----- Data shown -----
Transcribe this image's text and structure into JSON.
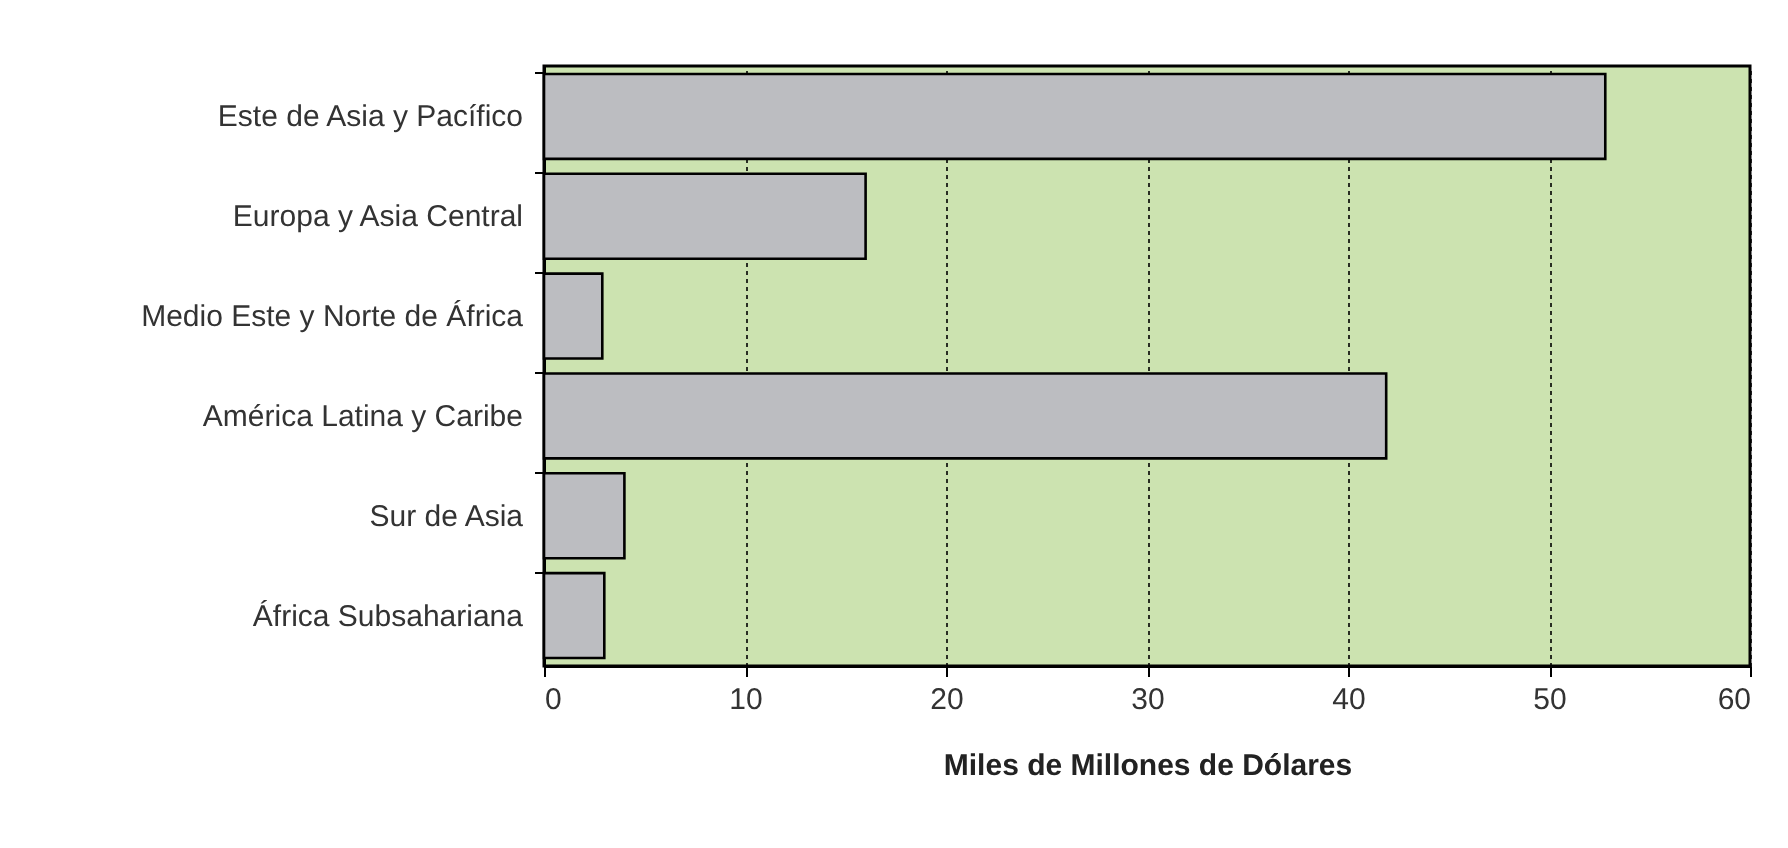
{
  "chart_data": {
    "type": "bar",
    "orientation": "horizontal",
    "xlabel": "Miles de Millones de Dólares",
    "categories": [
      "Este de Asia y Pacífico",
      "Europa y Asia Central",
      "Medio Este y Norte de África",
      "América Latina y Caribe",
      "Sur de Asia",
      "África Subsahariana"
    ],
    "values": [
      52.8,
      16,
      2.9,
      41.9,
      4,
      3
    ],
    "color": "#bcbdc1",
    "xlim": [
      0,
      60
    ],
    "xticks": [
      0,
      10,
      20,
      30,
      40,
      50,
      60
    ],
    "grid": "x"
  }
}
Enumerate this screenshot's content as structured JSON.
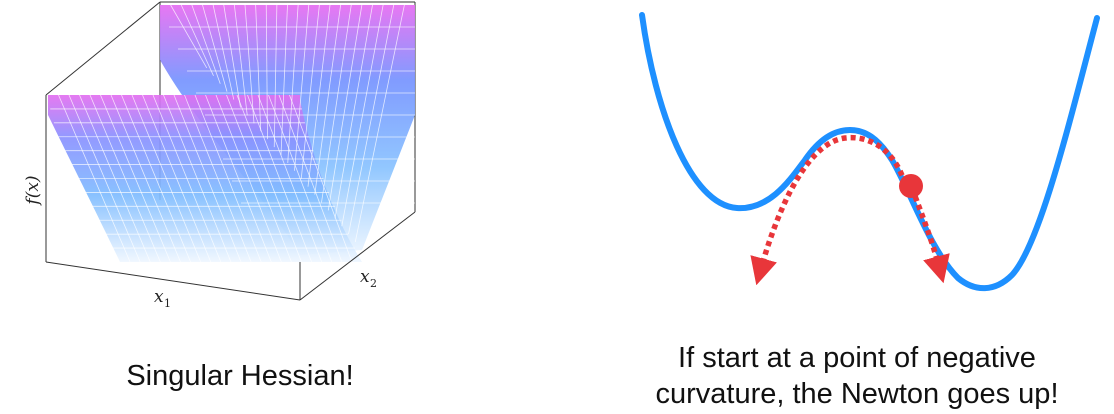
{
  "left_panel": {
    "axis_labels": {
      "z": "f(x)",
      "x1": "x",
      "x1_sub": "1",
      "x2": "x",
      "x2_sub": "2"
    },
    "caption": "Singular Hessian!",
    "colors": {
      "low": "#dcecff",
      "mid": "#5aa8ff",
      "high": "#e070f0",
      "box": "#333333"
    }
  },
  "right_panel": {
    "caption_line1": "If start at a point of negative",
    "caption_line2": "curvature, the Newton goes up!",
    "colors": {
      "curve": "#1e90ff",
      "point": "#e8363a",
      "arrow": "#e8363a"
    }
  }
}
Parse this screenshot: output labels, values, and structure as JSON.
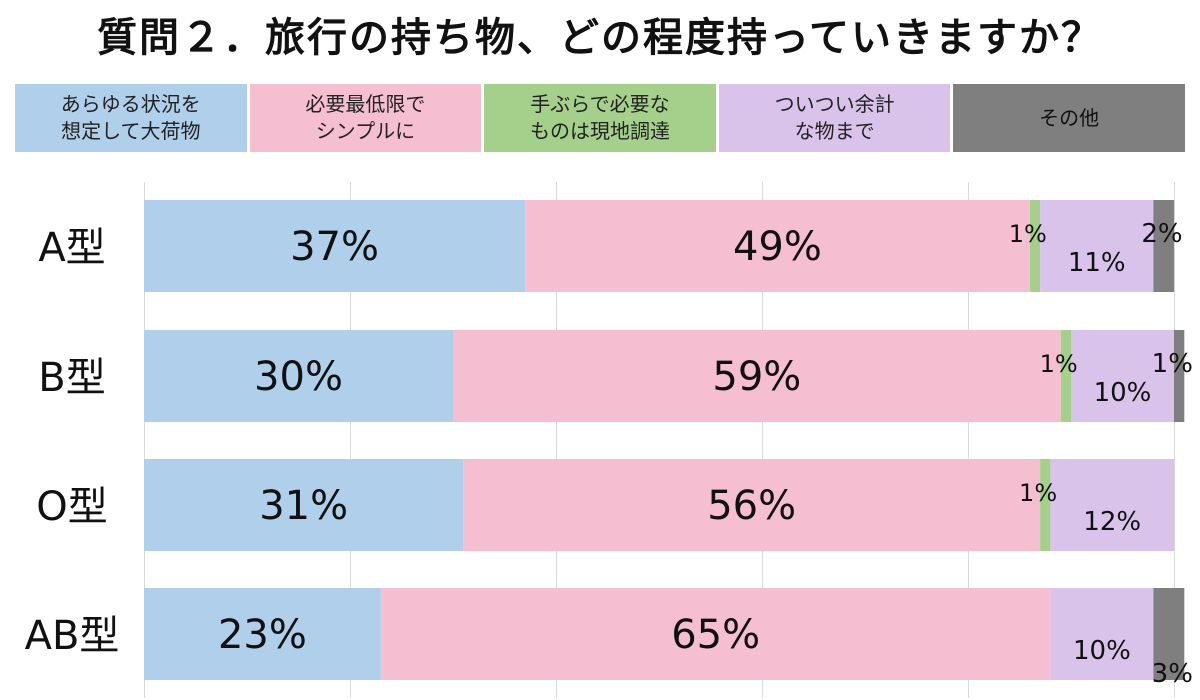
{
  "colors": {
    "series": [
      "#b0cfeb",
      "#f5bfd1",
      "#a5d08c",
      "#dac3ea",
      "#7f7f7f"
    ],
    "text": "#111111",
    "grid": "#d9d9d9"
  },
  "chart_data": {
    "type": "bar",
    "orientation": "horizontal",
    "stacked": true,
    "title": "質問２．旅行の持ち物、どの程度持っていきますか？",
    "legend_position": "top",
    "grid": true,
    "xlim": [
      0,
      100
    ],
    "categories": [
      "A型",
      "B型",
      "O型",
      "AB型"
    ],
    "series": [
      {
        "name": "あらゆる状況を\n想定して大荷物",
        "values": [
          37,
          30,
          31,
          23
        ]
      },
      {
        "name": "必要最低限で\nシンプルに",
        "values": [
          49,
          59,
          56,
          65
        ]
      },
      {
        "name": "手ぶらで必要な\nものは現地調達",
        "values": [
          1,
          1,
          1,
          0
        ]
      },
      {
        "name": "ついつい余計\nな物まで",
        "values": [
          11,
          10,
          12,
          10
        ]
      },
      {
        "name": "その他",
        "values": [
          2,
          1,
          0,
          3
        ]
      }
    ]
  }
}
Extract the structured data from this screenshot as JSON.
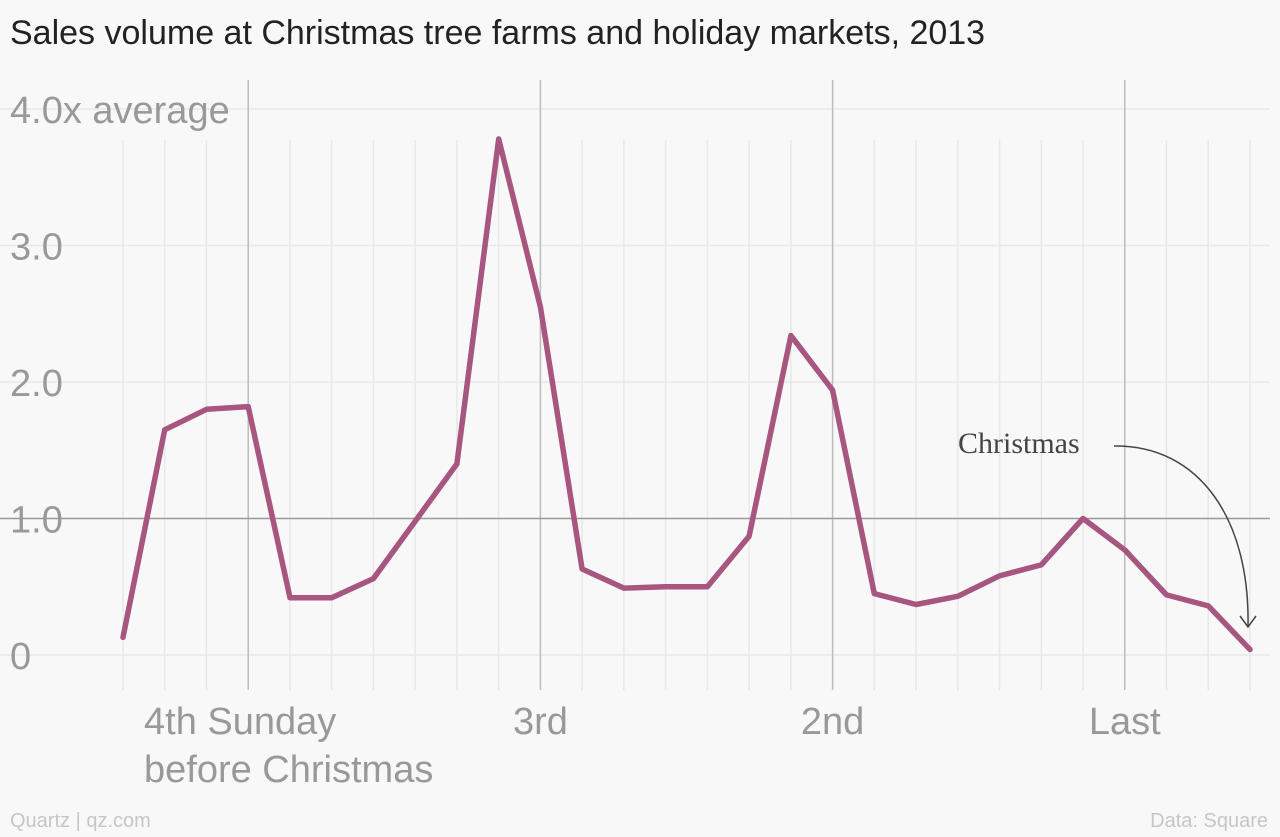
{
  "title": "Sales volume at Christmas tree farms and holiday markets, 2013",
  "footer": {
    "credit": "Quartz | qz.com",
    "source": "Data: Square"
  },
  "colors": {
    "line": "#a6567f",
    "axis_text": "#999999",
    "grid_major": "#bdbdbd",
    "grid_minor": "#e8e8e8",
    "baseline": "#999999",
    "annotation": "#444444"
  },
  "chart_data": {
    "type": "line",
    "title": "Sales volume at Christmas tree farms and holiday markets, 2013",
    "x_unit": "days before Christmas",
    "x": [
      27,
      26,
      25,
      24,
      23,
      22,
      21,
      20,
      19,
      18,
      17,
      16,
      15,
      14,
      13,
      12,
      11,
      10,
      9,
      8,
      7,
      6,
      5,
      4,
      3,
      2,
      1,
      0
    ],
    "series": [
      {
        "values": [
          0.13,
          1.65,
          1.8,
          1.82,
          0.42,
          0.42,
          0.56,
          0.98,
          1.4,
          3.78,
          2.55,
          0.63,
          0.49,
          0.5,
          0.5,
          0.87,
          2.34,
          1.94,
          0.45,
          0.37,
          0.43,
          0.58,
          0.66,
          1.0,
          0.77,
          0.44,
          0.36,
          0.04
        ]
      }
    ],
    "y_ticks": [
      {
        "value": 4.0,
        "label": "4.0x average"
      },
      {
        "value": 3.0,
        "label": "3.0"
      },
      {
        "value": 2.0,
        "label": "2.0"
      },
      {
        "value": 1.0,
        "label": "1.0"
      },
      {
        "value": 0,
        "label": "0"
      }
    ],
    "ylim": [
      0,
      4.0
    ],
    "x_major_ticks": [
      {
        "x": 24,
        "label": [
          "4th Sunday",
          "before Christmas"
        ]
      },
      {
        "x": 17,
        "label": [
          "3rd"
        ]
      },
      {
        "x": 10,
        "label": [
          "2nd"
        ]
      },
      {
        "x": 3,
        "label": [
          "Last"
        ]
      }
    ],
    "x_minor_ticks": [
      27,
      26,
      25,
      23,
      22,
      21,
      20,
      19,
      18,
      16,
      15,
      14,
      13,
      12,
      11,
      9,
      8,
      7,
      6,
      5,
      4,
      2,
      1,
      0
    ],
    "reference_line": {
      "y": 1.0
    },
    "annotation": {
      "text": "Christmas",
      "target_x": 0
    },
    "grid": true
  }
}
-----
**Problem details**
Look over the listing above. Pick out and copy every line that includes "structured".

**Response to this exercise**
Enumerate this screenshot's content as structured JSON.
Extract the structured data from this screenshot as JSON.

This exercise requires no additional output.